■ Entries provided
——
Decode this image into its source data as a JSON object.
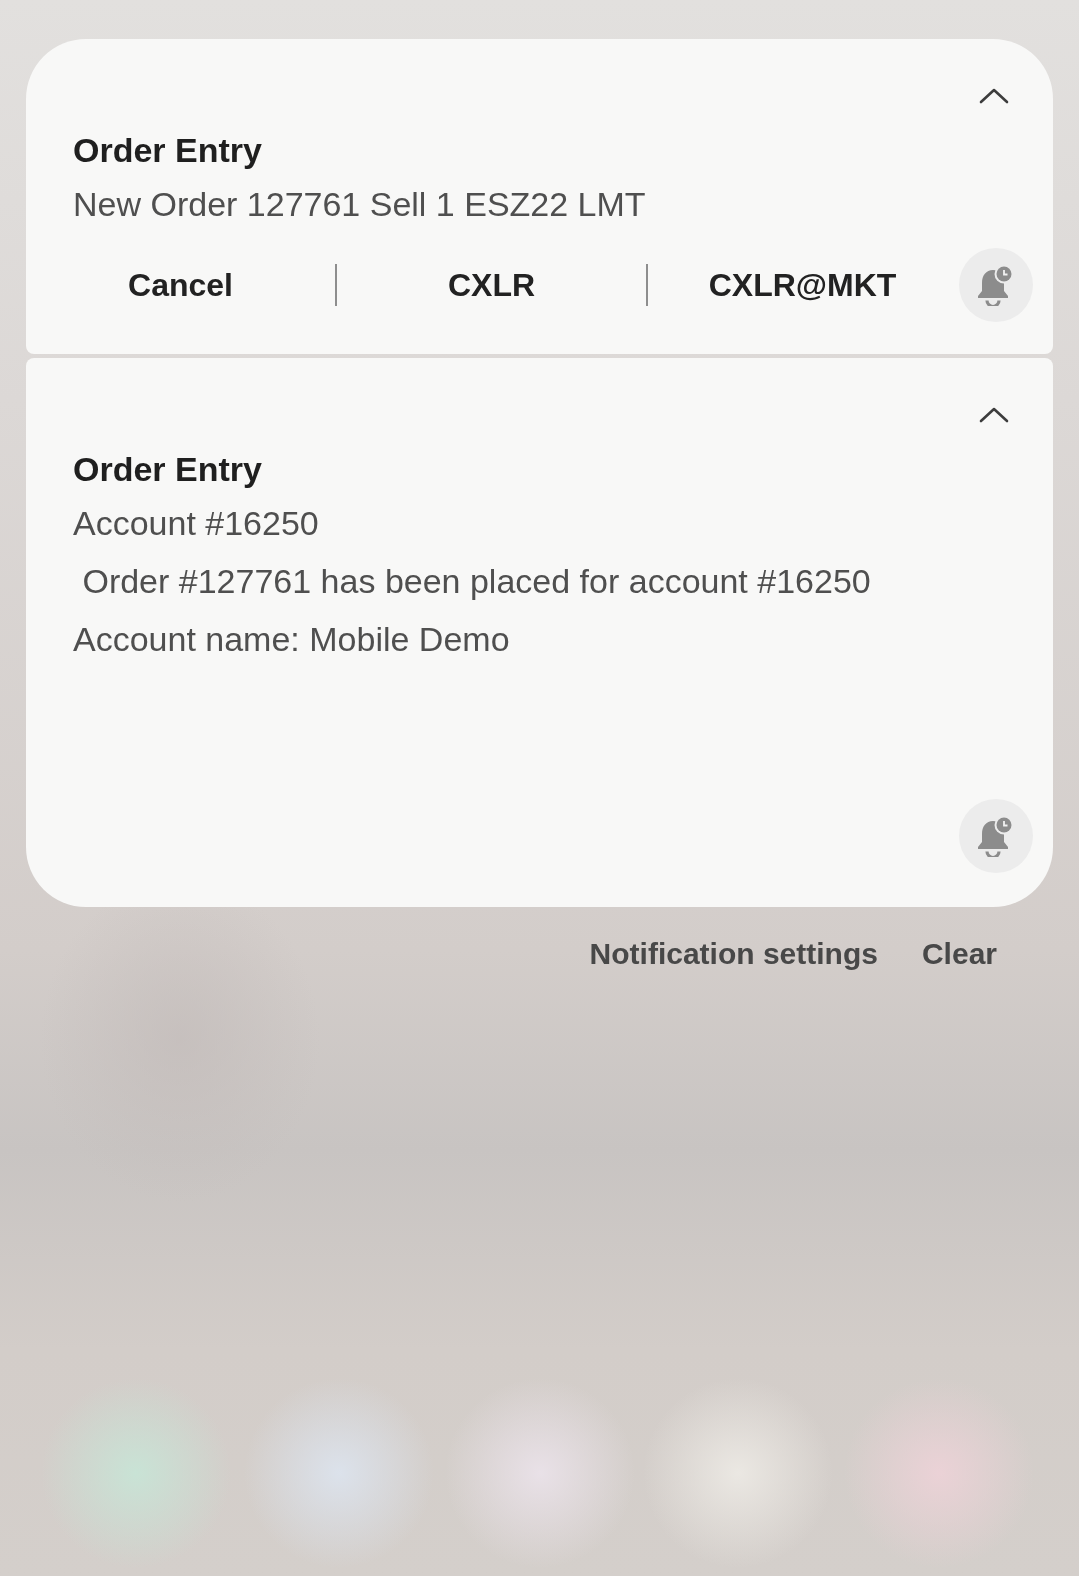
{
  "notifications": [
    {
      "app": "Order Entry",
      "expanded": true,
      "lines": [
        "New Order 127761 Sell 1 ESZ22 LMT"
      ],
      "actions": [
        "Cancel",
        "CXLR",
        "CXLR@MKT"
      ]
    },
    {
      "app": "Order Entry",
      "expanded": true,
      "lines": [
        "Account #16250",
        " Order #127761 has been placed for account #16250",
        "Account name: Mobile Demo"
      ]
    }
  ],
  "footer": {
    "buttons": [
      "Notification settings",
      "Clear"
    ]
  }
}
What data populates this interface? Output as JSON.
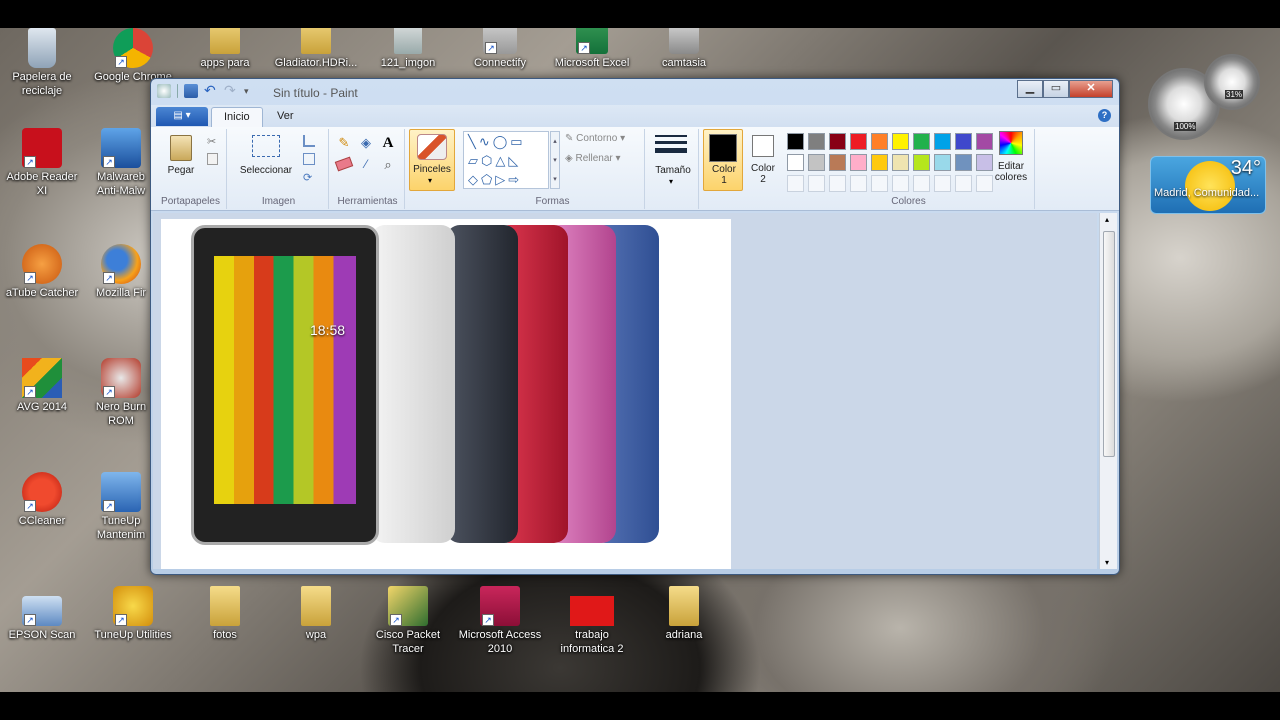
{
  "window": {
    "title": "Sin título - Paint"
  },
  "tabs": [
    {
      "label": "Inicio"
    },
    {
      "label": "Ver"
    }
  ],
  "ribbon": {
    "clipboard": {
      "paste": "Pegar",
      "group": "Portapapeles"
    },
    "image": {
      "select": "Seleccionar",
      "group": "Imagen"
    },
    "tools": {
      "group": "Herramientas"
    },
    "brushes": {
      "label": "Pinceles"
    },
    "shapes": {
      "outline": "Contorno",
      "fill": "Rellenar",
      "group": "Formas"
    },
    "size": {
      "label": "Tamaño"
    },
    "color1": {
      "label": "Color 1"
    },
    "color2": {
      "label": "Color 2"
    },
    "colors": {
      "edit": "Editar colores",
      "group": "Colores"
    }
  },
  "palette": [
    "#000000",
    "#7f7f7f",
    "#880015",
    "#ed1c24",
    "#ff7f27",
    "#fff200",
    "#22b14c",
    "#00a2e8",
    "#3f48cc",
    "#a349a4",
    "#ffffff",
    "#c3c3c3",
    "#b97a57",
    "#ffaec9",
    "#ffc90e",
    "#efe4b0",
    "#b5e61d",
    "#99d9ea",
    "#7092be",
    "#c8bfe7"
  ],
  "canvas": {
    "clock": "18:58"
  },
  "desktop": {
    "icons_left": [
      "Papelera de reciclaje",
      "Adobe Reader XI",
      "aTube Catcher",
      "AVG 2014",
      "CCleaner",
      "EPSON Scan"
    ],
    "icons_col2": [
      "Google Chrome",
      "Malwareb Anti-Malw",
      "Mozilla Fir",
      "Nero Burn ROM",
      "TuneUp Mantenim",
      "TuneUp Utilities"
    ],
    "icons_top": [
      "apps para",
      "Gladiator.HDRi...",
      "121_imgon",
      "Connectify",
      "Microsoft Excel",
      "camtasia"
    ],
    "icons_bottom": [
      "fotos",
      "wpa",
      "Cisco Packet Tracer",
      "Microsoft Access 2010",
      "trabajo informatica 2",
      "adriana"
    ]
  },
  "gadgets": {
    "cpu": "100%",
    "mem": "31%",
    "temp": "34°",
    "city": "Madrid, Comunidad..."
  }
}
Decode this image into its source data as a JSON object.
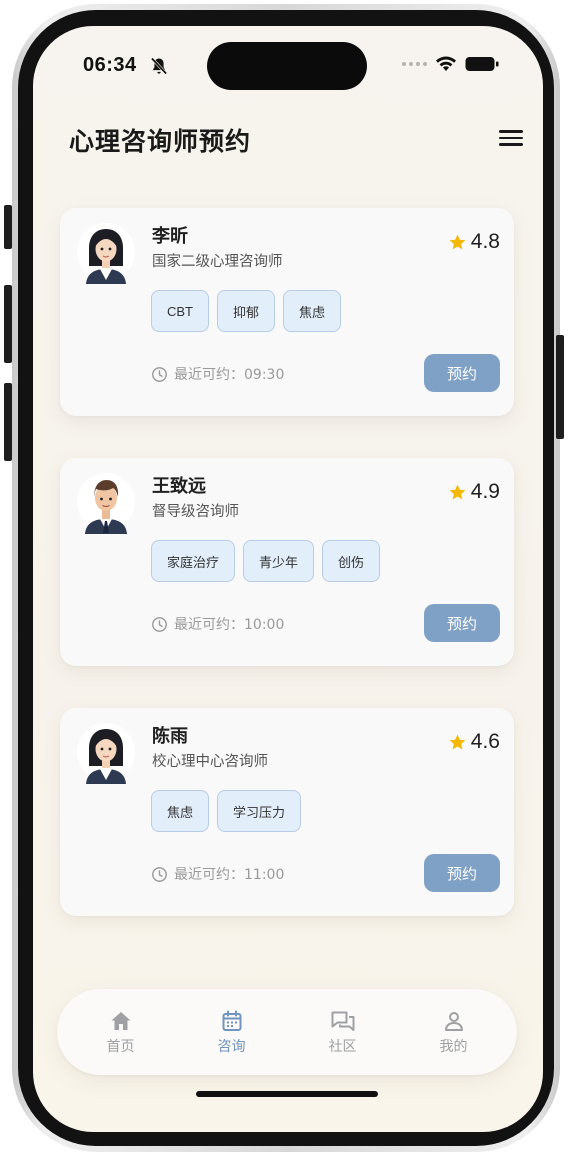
{
  "status_bar": {
    "time": "06:34"
  },
  "header": {
    "title": "心理咨询师预约"
  },
  "counselors": [
    {
      "name": "李昕",
      "title": "国家二级心理咨询师",
      "rating": "4.8",
      "tags": [
        "CBT",
        "抑郁",
        "焦虑"
      ],
      "availability": "最近可约：09:30",
      "book_label": "预约",
      "avatar": "female"
    },
    {
      "name": "王致远",
      "title": "督导级咨询师",
      "rating": "4.9",
      "tags": [
        "家庭治疗",
        "青少年",
        "创伤"
      ],
      "availability": "最近可约：10:00",
      "book_label": "预约",
      "avatar": "male"
    },
    {
      "name": "陈雨",
      "title": "校心理中心咨询师",
      "rating": "4.6",
      "tags": [
        "焦虑",
        "学习压力"
      ],
      "availability": "最近可约：11:00",
      "book_label": "预约",
      "avatar": "female"
    }
  ],
  "tabbar": {
    "tabs": [
      {
        "label": "首页",
        "icon": "home-icon"
      },
      {
        "label": "咨询",
        "icon": "calendar-icon",
        "active": true
      },
      {
        "label": "社区",
        "icon": "chat-icon"
      },
      {
        "label": "我的",
        "icon": "user-icon"
      }
    ]
  },
  "colors": {
    "accent": "#7fa1c6",
    "tab_active": "#6f94bf",
    "star": "#f5b800",
    "tag_bg": "#e3eefb"
  }
}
——
■ Requirements
Images in the data above are to be skipped. Retype all other material exactly.

■ Answer below
Decode this image into its source data as a JSON object.
{
  "notifications": [
    {
      "app": "Order Entry",
      "expanded": true,
      "lines": [
        "New Order 127761 Sell 1 ESZ22 LMT"
      ],
      "actions": [
        "Cancel",
        "CXLR",
        "CXLR@MKT"
      ]
    },
    {
      "app": "Order Entry",
      "expanded": true,
      "lines": [
        "Account #16250",
        " Order #127761 has been placed for account #16250",
        "Account name: Mobile Demo"
      ]
    }
  ],
  "footer": {
    "buttons": [
      "Notification settings",
      "Clear"
    ]
  }
}
What data populates this interface? Output as JSON.
{
  "window": {
    "title": "Sin título - Paint"
  },
  "tabs": [
    {
      "label": "Inicio"
    },
    {
      "label": "Ver"
    }
  ],
  "ribbon": {
    "clipboard": {
      "paste": "Pegar",
      "group": "Portapapeles"
    },
    "image": {
      "select": "Seleccionar",
      "group": "Imagen"
    },
    "tools": {
      "group": "Herramientas"
    },
    "brushes": {
      "label": "Pinceles"
    },
    "shapes": {
      "outline": "Contorno",
      "fill": "Rellenar",
      "group": "Formas"
    },
    "size": {
      "label": "Tamaño"
    },
    "color1": {
      "label": "Color 1"
    },
    "color2": {
      "label": "Color 2"
    },
    "colors": {
      "edit": "Editar colores",
      "group": "Colores"
    }
  },
  "palette": [
    "#000000",
    "#7f7f7f",
    "#880015",
    "#ed1c24",
    "#ff7f27",
    "#fff200",
    "#22b14c",
    "#00a2e8",
    "#3f48cc",
    "#a349a4",
    "#ffffff",
    "#c3c3c3",
    "#b97a57",
    "#ffaec9",
    "#ffc90e",
    "#efe4b0",
    "#b5e61d",
    "#99d9ea",
    "#7092be",
    "#c8bfe7"
  ],
  "canvas": {
    "clock": "18:58"
  },
  "desktop": {
    "icons_left": [
      "Papelera de reciclaje",
      "Adobe Reader XI",
      "aTube Catcher",
      "AVG 2014",
      "CCleaner",
      "EPSON Scan"
    ],
    "icons_col2": [
      "Google Chrome",
      "Malwareb Anti-Malw",
      "Mozilla Fir",
      "Nero Burn ROM",
      "TuneUp Mantenim",
      "TuneUp Utilities"
    ],
    "icons_top": [
      "apps para",
      "Gladiator.HDRi...",
      "121_imgon",
      "Connectify",
      "Microsoft Excel",
      "camtasia"
    ],
    "icons_bottom": [
      "fotos",
      "wpa",
      "Cisco Packet Tracer",
      "Microsoft Access 2010",
      "trabajo informatica 2",
      "adriana"
    ]
  },
  "gadgets": {
    "cpu": "100%",
    "mem": "31%",
    "temp": "34°",
    "city": "Madrid, Comunidad..."
  }
}
Decode this image into its source data as a JSON object.
{
  "status_bar": {
    "time": "06:34"
  },
  "header": {
    "title": "心理咨询师预约"
  },
  "counselors": [
    {
      "name": "李昕",
      "title": "国家二级心理咨询师",
      "rating": "4.8",
      "tags": [
        "CBT",
        "抑郁",
        "焦虑"
      ],
      "availability": "最近可约：09:30",
      "book_label": "预约",
      "avatar": "female"
    },
    {
      "name": "王致远",
      "title": "督导级咨询师",
      "rating": "4.9",
      "tags": [
        "家庭治疗",
        "青少年",
        "创伤"
      ],
      "availability": "最近可约：10:00",
      "book_label": "预约",
      "avatar": "male"
    },
    {
      "name": "陈雨",
      "title": "校心理中心咨询师",
      "rating": "4.6",
      "tags": [
        "焦虑",
        "学习压力"
      ],
      "availability": "最近可约：11:00",
      "book_label": "预约",
      "avatar": "female"
    }
  ],
  "tabbar": {
    "tabs": [
      {
        "label": "首页",
        "icon": "home-icon"
      },
      {
        "label": "咨询",
        "icon": "calendar-icon",
        "active": true
      },
      {
        "label": "社区",
        "icon": "chat-icon"
      },
      {
        "label": "我的",
        "icon": "user-icon"
      }
    ]
  },
  "colors": {
    "accent": "#7fa1c6",
    "tab_active": "#6f94bf",
    "star": "#f5b800",
    "tag_bg": "#e3eefb"
  }
}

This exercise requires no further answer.